'''
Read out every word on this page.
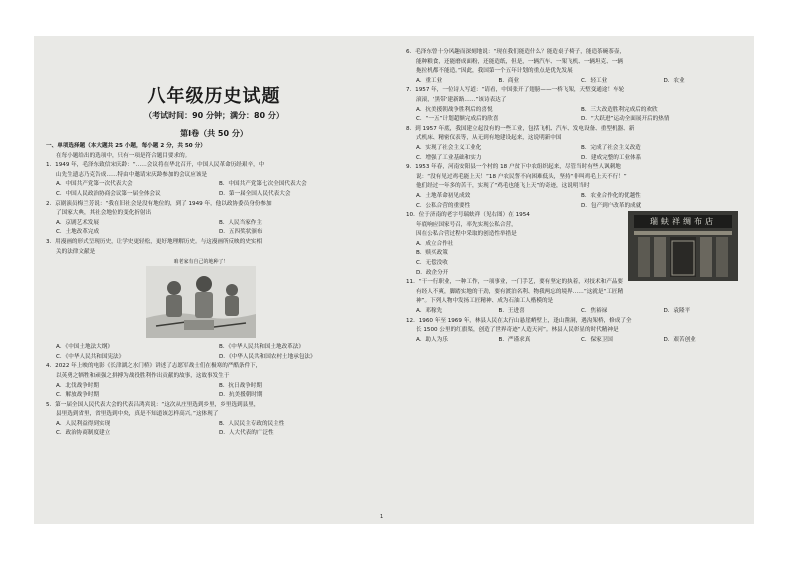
八年级历史试题
（考试时间：90 分钟；满分：80 分）
第Ⅰ卷（共 50 分）
一、单项选择题（本大题共 25 小题，每小题 2 分，共 50 分）
在每小题给出的选项中，只有一项是符合题目要求的。
1．1949 年，毛泽东致信宋庆龄：“……会议将在华北召开，中国人民革命历经艰辛，中
山先生遗志乃克告成……特由中邀请宋庆龄参加的会议应该是
A．中国共产党第一次代表大会	B．中国共产党第七次全国代表大会
C．中国人民政治协商会议第一届全体会议	D．第一届全国人民代表大会
2．京剧演员梅兰芳说：“我在旧社会是没有地位的，到了 1949 年，他以政协委员身份参加
了国家大典，其社会地位的变化折射出
A．京剧艺术发展	B．人民当家作主
C．土地改革完成	D．五四奖状颁布
3．用漫画的形式呈现历史，让学史更轻松，更好地理解历史。与这漫画所反映的史实相
关的法律文献是
咱老家有自己的地种了！
A．《中国土地法大纲》	B．《中华人民共和国土地改革法》
C．《中华人民共和国宪法》	D．《中华人民共和国农村土地承包法》
4．2022 年上映的电影《长津湖之水门桥》讲述了志愿军战士们在极寒的严酷条件下，
以英勇之牺牲和顽强之拼搏为战役胜利作出贡献的故事，这故事发生于
A．北伐战争时期	B．抗日战争时期
C．解放战争时期	D．抗美援朝时期
5．第一届全国人民代表大会的代表吕鸿宾说：“这次从庄里选到乡里，乡里选到县里，
县里选到省里，省里选到中央，真是不知道该怎样高兴。”这体现了
A．人民利益得到实现	B．人民民主专政的民主性
C．政治协商制度建立	D．人大代表的广泛性
6．毛泽东曾十分风趣而深刻地说：“现在我们能造什么？能造桌子椅子，能造茶碗茶壶，
能种粮食，还能磨成面粉，还能造纸，但是，一辆汽车、一架飞机、一辆坦克、一辆
拖拉机都不能造。”因此，我国第一个五年计划的重点是优先发展
A．重工业	B．商业	C．轻工业	D．农业
7．1957 年，一位诗人写道：“请看，中国张开了翅膀——一桥飞架，天堑变通途！车轮
滚滚，‘黑带’建新路……”该诗表达了
A．抗美援朝战争胜利后的喜悦	B．三大改造胜利完成后的欢欣
C．“一五”计划超额完成后的欣喜	D．“大跃进”运动全面展开后的热情
8．到 1957 年底，我国建立起没有的一些工业，包括飞机、汽车、发电设备、重型机器、新
式机床、精密仪表等，从无到有地建设起来，这说明新中国
A．实现了社会主义工业化	B．完成了社会主义改造
C．增强了工业基础和实力	D．建成完整的工业体系
9．1953 年春，河南安阳县一个村的 18 户贫下中农组织起来，尽管当时有些人讽刺地
说：“没有见过鸡毛能上天！”18 户农民誓不向困难低头，坚持“非叫鸡毛上天不行！”
他们经过一年多的苦干，实现了“鸡毛也能飞上天”的奇迹，这说明当时
A．土地革命初见成效	B．农业合作化的优越性
C．公私合营的重要性	D．包产到户改革的成就
瑞蚨祥绸布店
10．位于济南的老字号瑞蚨祥（见右图）在 1954
年底响应国家号召，率先实现公私合营，
因在公私合营过程中采取的创造性举措是
A．成立合作社
B．赎买政策
C．无偿没收
D．政企分开
11．“干一行职业，一种工作，一项事业，一门手艺，要有坚定的执着，对技术和产品要
有经人不爽，脚踏实地的干劲，要有渡泊名利、物我两忘的境界……”这就是“工匠精
神”。下列人物中发扬工匠精神、成为石油工人楷模的是
A．邓稼先	B．王进喜	C．焦裕禄	D．袁隆平
12．1960 年至 1969 年，林县人民在太行山悬崖峭壁上，逢山凿洞，遇沟架桥，修成了全
长 1500 公里的红旗渠，创造了世界奇迹“人造天河”。林县人民彰显的时代精神是
A．助人为乐	B．严谨求真	C．保家卫国	D．艰苦创业
1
'''
Return all the entries word for word, but omit any pictures they contain.

Read out every word on this page.
八年级历史试题
（考试时间：90 分钟；满分：80 分）
第Ⅰ卷（共 50 分）
一、单项选择题（本大题共 25 小题，每小题 2 分，共 50 分）
在每小题给出的选项中，只有一项是符合题目要求的。
1．1949 年，毛泽东致信宋庆龄：“……会议将在华北召开，中国人民革命历经艰辛，中
山先生遗志乃克告成……特由中邀请宋庆龄参加的会议应该是
A．中国共产党第一次代表大会	B．中国共产党第七次全国代表大会
C．中国人民政治协商会议第一届全体会议	D．第一届全国人民代表大会
2．京剧演员梅兰芳说：“我在旧社会是没有地位的，到了 1949 年，他以政协委员身份参加
了国家大典，其社会地位的变化折射出
A．京剧艺术发展	B．人民当家作主
C．土地改革完成	D．五四奖状颁布
3．用漫画的形式呈现历史，让学史更轻松，更好地理解历史。与这漫画所反映的史实相
关的法律文献是
咱老家有自己的地种了！
A．《中国土地法大纲》	B．《中华人民共和国土地改革法》
C．《中华人民共和国宪法》	D．《中华人民共和国农村土地承包法》
4．2022 年上映的电影《长津湖之水门桥》讲述了志愿军战士们在极寒的严酷条件下，
以英勇之牺牲和顽强之拼搏为战役胜利作出贡献的故事，这故事发生于
A．北伐战争时期	B．抗日战争时期
C．解放战争时期	D．抗美援朝时期
5．第一届全国人民代表大会的代表吕鸿宾说：“这次从庄里选到乡里，乡里选到县里，
县里选到省里，省里选到中央，真是不知道该怎样高兴。”这体现了
A．人民利益得到实现	B．人民民主专政的民主性
C．政治协商制度建立	D．人大代表的广泛性
6．毛泽东曾十分风趣而深刻地说：“现在我们能造什么？能造桌子椅子，能造茶碗茶壶，
能种粮食，还能磨成面粉，还能造纸，但是，一辆汽车、一架飞机、一辆坦克、一辆
拖拉机都不能造。”因此，我国第一个五年计划的重点是优先发展
A．重工业	B．商业	C．轻工业	D．农业
7．1957 年，一位诗人写道：“请看，中国张开了翅膀——一桥飞架，天堑变通途！车轮
滚滚，‘黑带’建新路……”该诗表达了
A．抗美援朝战争胜利后的喜悦	B．三大改造胜利完成后的欢欣
C．“一五”计划超额完成后的欣喜	D．“大跃进”运动全面展开后的热情
8．到 1957 年底，我国建立起没有的一些工业，包括飞机、汽车、发电设备、重型机器、新
式机床、精密仪表等，从无到有地建设起来，这说明新中国
A．实现了社会主义工业化	B．完成了社会主义改造
C．增强了工业基础和实力	D．建成完整的工业体系
9．1953 年春，河南安阳县一个村的 18 户贫下中农组织起来，尽管当时有些人讽刺地
说：“没有见过鸡毛能上天！”18 户农民誓不向困难低头，坚持“非叫鸡毛上天不行！”
他们经过一年多的苦干，实现了“鸡毛也能飞上天”的奇迹，这说明当时
A．土地革命初见成效	B．农业合作化的优越性
C．公私合营的重要性	D．包产到户改革的成就
瑞蚨祥绸布店
10．位于济南的老字号瑞蚨祥（见右图）在 1954
年底响应国家号召，率先实现公私合营，
因在公私合营过程中采取的创造性举措是
A．成立合作社
B．赎买政策
C．无偿没收
D．政企分开
11．“干一行职业，一种工作，一项事业，一门手艺，要有坚定的执着，对技术和产品要
有经人不爽，脚踏实地的干劲，要有渡泊名利、物我两忘的境界……”这就是“工匠精
神”。下列人物中发扬工匠精神、成为石油工人楷模的是
A．邓稼先	B．王进喜	C．焦裕禄	D．袁隆平
12．1960 年至 1969 年，林县人民在太行山悬崖峭壁上，逢山凿洞，遇沟架桥，修成了全
长 1500 公里的红旗渠，创造了世界奇迹“人造天河”。林县人民彰显的时代精神是
A．助人为乐	B．严谨求真	C．保家卫国	D．艰苦创业
1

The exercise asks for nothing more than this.